§ Direction
Select the lines below containing the word "DeviceManagement".

§ Records for processing
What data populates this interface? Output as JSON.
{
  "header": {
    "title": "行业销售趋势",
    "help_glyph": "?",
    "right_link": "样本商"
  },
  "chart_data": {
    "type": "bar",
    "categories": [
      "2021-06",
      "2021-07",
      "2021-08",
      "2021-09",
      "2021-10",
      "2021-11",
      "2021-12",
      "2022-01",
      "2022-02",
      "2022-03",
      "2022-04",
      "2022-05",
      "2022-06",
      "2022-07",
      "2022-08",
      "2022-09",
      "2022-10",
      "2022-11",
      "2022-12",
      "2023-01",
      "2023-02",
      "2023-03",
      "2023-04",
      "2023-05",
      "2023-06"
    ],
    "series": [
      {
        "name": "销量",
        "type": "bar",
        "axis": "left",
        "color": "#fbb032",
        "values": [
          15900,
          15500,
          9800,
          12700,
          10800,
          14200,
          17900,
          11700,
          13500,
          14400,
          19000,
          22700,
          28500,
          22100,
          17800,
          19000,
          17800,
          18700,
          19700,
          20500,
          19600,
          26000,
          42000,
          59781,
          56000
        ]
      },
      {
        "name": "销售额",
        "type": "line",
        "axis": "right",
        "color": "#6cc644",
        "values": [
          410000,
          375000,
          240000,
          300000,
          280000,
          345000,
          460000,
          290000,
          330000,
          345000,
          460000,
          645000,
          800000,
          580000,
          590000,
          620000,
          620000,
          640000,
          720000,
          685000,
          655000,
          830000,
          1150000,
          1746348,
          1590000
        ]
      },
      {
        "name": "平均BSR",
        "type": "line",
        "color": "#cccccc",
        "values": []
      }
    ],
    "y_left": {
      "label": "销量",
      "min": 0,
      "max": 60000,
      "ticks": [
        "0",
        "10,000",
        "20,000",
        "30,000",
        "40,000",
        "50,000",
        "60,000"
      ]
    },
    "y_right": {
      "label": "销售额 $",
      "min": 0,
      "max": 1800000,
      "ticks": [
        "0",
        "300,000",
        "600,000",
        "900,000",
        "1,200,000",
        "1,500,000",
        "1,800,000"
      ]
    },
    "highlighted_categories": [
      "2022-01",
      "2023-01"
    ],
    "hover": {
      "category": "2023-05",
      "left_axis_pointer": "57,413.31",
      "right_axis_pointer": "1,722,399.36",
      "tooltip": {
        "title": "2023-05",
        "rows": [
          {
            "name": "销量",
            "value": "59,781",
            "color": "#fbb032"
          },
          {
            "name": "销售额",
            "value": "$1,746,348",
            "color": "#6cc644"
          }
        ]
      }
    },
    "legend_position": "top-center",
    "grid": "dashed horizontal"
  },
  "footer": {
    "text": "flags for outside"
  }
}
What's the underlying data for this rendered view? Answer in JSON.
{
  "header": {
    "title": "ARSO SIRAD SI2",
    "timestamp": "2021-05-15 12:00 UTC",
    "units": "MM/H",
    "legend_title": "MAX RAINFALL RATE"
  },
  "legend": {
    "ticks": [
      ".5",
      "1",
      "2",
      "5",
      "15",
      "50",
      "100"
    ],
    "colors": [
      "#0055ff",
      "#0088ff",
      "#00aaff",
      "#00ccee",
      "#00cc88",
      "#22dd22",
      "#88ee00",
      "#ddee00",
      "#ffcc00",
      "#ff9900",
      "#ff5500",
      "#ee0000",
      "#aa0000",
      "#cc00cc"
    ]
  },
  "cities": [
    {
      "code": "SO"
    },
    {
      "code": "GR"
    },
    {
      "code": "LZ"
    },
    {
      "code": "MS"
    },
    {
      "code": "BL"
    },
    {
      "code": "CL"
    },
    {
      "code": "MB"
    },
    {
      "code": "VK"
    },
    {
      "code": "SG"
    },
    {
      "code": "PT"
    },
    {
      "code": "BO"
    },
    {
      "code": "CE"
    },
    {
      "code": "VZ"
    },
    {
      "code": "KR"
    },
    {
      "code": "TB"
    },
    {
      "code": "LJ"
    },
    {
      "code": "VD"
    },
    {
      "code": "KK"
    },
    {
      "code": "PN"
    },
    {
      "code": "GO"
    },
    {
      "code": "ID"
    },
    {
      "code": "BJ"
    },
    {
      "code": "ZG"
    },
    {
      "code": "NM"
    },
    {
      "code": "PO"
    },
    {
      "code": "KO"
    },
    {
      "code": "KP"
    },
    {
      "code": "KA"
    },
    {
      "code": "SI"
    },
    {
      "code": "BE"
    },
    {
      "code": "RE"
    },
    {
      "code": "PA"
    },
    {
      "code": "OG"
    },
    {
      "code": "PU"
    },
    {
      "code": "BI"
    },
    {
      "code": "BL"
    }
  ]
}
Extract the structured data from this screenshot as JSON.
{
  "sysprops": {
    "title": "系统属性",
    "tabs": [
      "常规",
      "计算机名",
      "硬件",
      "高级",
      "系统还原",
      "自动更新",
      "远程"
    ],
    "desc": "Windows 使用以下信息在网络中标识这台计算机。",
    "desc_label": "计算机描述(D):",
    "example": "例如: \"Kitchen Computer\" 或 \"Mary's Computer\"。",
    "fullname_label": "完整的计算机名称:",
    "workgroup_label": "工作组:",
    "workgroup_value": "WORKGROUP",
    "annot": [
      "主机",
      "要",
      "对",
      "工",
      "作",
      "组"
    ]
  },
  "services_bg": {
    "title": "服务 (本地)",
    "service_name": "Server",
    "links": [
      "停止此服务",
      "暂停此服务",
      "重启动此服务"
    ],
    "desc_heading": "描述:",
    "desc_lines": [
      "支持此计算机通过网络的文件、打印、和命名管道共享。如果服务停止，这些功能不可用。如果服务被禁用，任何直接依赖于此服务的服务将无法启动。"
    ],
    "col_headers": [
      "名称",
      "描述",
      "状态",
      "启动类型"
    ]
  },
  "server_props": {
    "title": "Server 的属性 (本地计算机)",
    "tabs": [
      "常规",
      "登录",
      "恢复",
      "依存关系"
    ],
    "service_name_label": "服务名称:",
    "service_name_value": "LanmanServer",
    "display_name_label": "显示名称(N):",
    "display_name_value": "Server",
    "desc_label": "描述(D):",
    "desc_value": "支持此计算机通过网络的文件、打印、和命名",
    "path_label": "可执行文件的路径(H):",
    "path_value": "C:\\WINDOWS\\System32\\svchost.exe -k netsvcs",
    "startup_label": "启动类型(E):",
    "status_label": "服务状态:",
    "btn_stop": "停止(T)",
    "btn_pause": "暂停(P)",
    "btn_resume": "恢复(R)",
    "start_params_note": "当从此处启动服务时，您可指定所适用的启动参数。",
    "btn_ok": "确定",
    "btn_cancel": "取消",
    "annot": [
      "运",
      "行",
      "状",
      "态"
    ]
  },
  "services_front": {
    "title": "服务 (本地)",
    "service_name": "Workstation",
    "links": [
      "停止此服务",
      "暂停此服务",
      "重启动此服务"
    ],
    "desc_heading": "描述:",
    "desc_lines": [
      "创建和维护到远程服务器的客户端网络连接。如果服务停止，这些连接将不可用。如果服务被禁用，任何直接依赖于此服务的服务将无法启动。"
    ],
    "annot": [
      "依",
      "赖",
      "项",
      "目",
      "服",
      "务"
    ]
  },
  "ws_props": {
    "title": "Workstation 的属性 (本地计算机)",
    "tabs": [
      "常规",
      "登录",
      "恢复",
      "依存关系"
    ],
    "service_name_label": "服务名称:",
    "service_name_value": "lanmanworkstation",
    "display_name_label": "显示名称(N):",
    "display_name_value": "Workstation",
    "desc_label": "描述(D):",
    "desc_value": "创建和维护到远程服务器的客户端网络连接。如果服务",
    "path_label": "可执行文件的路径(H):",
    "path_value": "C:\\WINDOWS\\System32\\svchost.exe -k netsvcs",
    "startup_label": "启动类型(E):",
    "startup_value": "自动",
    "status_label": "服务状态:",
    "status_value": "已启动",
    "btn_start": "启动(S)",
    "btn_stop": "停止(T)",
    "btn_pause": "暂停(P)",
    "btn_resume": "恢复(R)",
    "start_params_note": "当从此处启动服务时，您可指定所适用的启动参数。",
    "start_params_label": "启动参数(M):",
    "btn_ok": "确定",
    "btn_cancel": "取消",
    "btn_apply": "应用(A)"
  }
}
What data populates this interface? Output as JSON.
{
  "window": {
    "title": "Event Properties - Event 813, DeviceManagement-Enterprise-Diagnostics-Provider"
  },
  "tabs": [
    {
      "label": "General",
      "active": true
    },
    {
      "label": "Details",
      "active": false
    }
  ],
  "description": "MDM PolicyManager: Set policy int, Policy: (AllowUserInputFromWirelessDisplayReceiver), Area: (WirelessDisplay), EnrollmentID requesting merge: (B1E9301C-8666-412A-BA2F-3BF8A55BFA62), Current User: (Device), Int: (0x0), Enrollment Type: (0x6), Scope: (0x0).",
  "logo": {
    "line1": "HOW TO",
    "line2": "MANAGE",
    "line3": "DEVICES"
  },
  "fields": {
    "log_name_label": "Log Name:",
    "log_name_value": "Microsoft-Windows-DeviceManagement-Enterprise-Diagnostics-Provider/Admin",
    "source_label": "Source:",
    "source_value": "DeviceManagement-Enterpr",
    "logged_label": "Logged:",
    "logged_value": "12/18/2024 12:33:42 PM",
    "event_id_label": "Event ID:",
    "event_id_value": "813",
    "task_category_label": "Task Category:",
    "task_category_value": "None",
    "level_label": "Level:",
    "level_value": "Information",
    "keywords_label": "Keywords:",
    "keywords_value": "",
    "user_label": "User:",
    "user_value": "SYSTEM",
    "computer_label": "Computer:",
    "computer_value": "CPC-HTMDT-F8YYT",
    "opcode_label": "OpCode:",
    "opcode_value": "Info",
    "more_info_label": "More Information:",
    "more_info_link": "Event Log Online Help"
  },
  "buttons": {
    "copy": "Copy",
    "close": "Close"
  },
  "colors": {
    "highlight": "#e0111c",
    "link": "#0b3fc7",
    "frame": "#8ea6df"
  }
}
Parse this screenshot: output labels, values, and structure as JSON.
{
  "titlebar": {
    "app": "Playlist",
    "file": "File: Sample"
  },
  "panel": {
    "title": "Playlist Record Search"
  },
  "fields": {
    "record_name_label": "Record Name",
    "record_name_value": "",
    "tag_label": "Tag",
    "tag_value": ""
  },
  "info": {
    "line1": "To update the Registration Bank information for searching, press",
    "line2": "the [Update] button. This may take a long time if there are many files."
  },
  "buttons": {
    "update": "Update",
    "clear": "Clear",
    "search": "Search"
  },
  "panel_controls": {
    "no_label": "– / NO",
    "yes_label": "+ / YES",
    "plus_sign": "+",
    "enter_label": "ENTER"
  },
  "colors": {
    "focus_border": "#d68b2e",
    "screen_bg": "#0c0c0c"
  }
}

§ Answer to the exercise
    "title": "Event Properties - Event 813, DeviceManagement-Enterprise-Diagnostics-Provider"
    "log_name_value": "Microsoft-Windows-DeviceManagement-Enterprise-Diagnostics-Provider/Admin",
    "source_value": "DeviceManagement-Enterpr",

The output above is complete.